Extracted records:
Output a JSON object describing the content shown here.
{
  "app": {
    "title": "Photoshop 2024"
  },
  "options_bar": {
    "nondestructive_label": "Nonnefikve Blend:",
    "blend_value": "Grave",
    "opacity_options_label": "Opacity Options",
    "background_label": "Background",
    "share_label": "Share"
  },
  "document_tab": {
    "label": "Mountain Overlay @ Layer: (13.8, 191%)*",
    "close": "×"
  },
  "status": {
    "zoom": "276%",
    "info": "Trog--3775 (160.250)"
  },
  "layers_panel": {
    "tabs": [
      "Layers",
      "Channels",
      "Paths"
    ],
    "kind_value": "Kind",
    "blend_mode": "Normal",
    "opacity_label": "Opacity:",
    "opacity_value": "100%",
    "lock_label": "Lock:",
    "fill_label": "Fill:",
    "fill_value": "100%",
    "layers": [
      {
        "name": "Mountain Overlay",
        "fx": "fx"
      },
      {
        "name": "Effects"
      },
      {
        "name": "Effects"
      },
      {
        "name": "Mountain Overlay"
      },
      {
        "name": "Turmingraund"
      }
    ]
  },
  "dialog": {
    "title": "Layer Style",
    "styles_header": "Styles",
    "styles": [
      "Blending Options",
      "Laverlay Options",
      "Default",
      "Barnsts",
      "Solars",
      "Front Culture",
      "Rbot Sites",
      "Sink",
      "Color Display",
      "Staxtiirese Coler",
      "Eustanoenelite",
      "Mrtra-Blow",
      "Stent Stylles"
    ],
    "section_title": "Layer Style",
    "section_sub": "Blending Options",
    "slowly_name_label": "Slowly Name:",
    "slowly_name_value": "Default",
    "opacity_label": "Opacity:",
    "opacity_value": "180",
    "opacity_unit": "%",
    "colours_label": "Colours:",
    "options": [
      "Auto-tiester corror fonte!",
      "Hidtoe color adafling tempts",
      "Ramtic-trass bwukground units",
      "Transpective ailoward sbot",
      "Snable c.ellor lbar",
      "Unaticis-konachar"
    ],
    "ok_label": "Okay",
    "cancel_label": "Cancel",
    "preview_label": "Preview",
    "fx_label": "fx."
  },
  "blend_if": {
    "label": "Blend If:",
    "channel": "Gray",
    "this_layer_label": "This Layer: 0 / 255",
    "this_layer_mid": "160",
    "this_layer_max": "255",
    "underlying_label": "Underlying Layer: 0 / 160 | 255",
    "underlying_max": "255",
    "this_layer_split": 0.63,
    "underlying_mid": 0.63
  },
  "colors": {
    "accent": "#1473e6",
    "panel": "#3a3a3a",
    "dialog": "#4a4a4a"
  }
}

GIVEN REQUEST: Copy the data above exactly. Every line must be included.

THE COMPLETED TASK:
Output a JSON object describing the content shown here.
{
  "app": {
    "title": "Photoshop 2024"
  },
  "options_bar": {
    "nondestructive_label": "Nonnefikve Blend:",
    "blend_value": "Grave",
    "opacity_options_label": "Opacity Options",
    "background_label": "Background",
    "share_label": "Share"
  },
  "document_tab": {
    "label": "Mountain Overlay @ Layer: (13.8, 191%)*",
    "close": "×"
  },
  "status": {
    "zoom": "276%",
    "info": "Trog--3775 (160.250)"
  },
  "layers_panel": {
    "tabs": [
      "Layers",
      "Channels",
      "Paths"
    ],
    "kind_value": "Kind",
    "blend_mode": "Normal",
    "opacity_label": "Opacity:",
    "opacity_value": "100%",
    "lock_label": "Lock:",
    "fill_label": "Fill:",
    "fill_value": "100%",
    "layers": [
      {
        "name": "Mountain Overlay",
        "fx": "fx"
      },
      {
        "name": "Effects"
      },
      {
        "name": "Effects"
      },
      {
        "name": "Mountain Overlay"
      },
      {
        "name": "Turmingraund"
      }
    ]
  },
  "dialog": {
    "title": "Layer Style",
    "styles_header": "Styles",
    "styles": [
      "Blending Options",
      "Laverlay Options",
      "Default",
      "Barnsts",
      "Solars",
      "Front Culture",
      "Rbot Sites",
      "Sink",
      "Color Display",
      "Staxtiirese Coler",
      "Eustanoenelite",
      "Mrtra-Blow",
      "Stent Stylles"
    ],
    "section_title": "Layer Style",
    "section_sub": "Blending Options",
    "slowly_name_label": "Slowly Name:",
    "slowly_name_value": "Default",
    "opacity_label": "Opacity:",
    "opacity_value": "180",
    "opacity_unit": "%",
    "colours_label": "Colours:",
    "options": [
      "Auto-tiester corror fonte!",
      "Hidtoe color adafling tempts",
      "Ramtic-trass bwukground units",
      "Transpective ailoward sbot",
      "Snable c.ellor lbar",
      "Unaticis-konachar"
    ],
    "ok_label": "Okay",
    "cancel_label": "Cancel",
    "preview_label": "Preview",
    "fx_label": "fx."
  },
  "blend_if": {
    "label": "Blend If:",
    "channel": "Gray",
    "this_layer_label": "This Layer: 0 / 255",
    "this_layer_mid": "160",
    "this_layer_max": "255",
    "underlying_label": "Underlying Layer: 0 / 160 | 255",
    "underlying_max": "255",
    "this_layer_split": 0.63,
    "underlying_mid": 0.63
  },
  "colors": {
    "accent": "#1473e6",
    "panel": "#3a3a3a",
    "dialog": "#4a4a4a"
  }
}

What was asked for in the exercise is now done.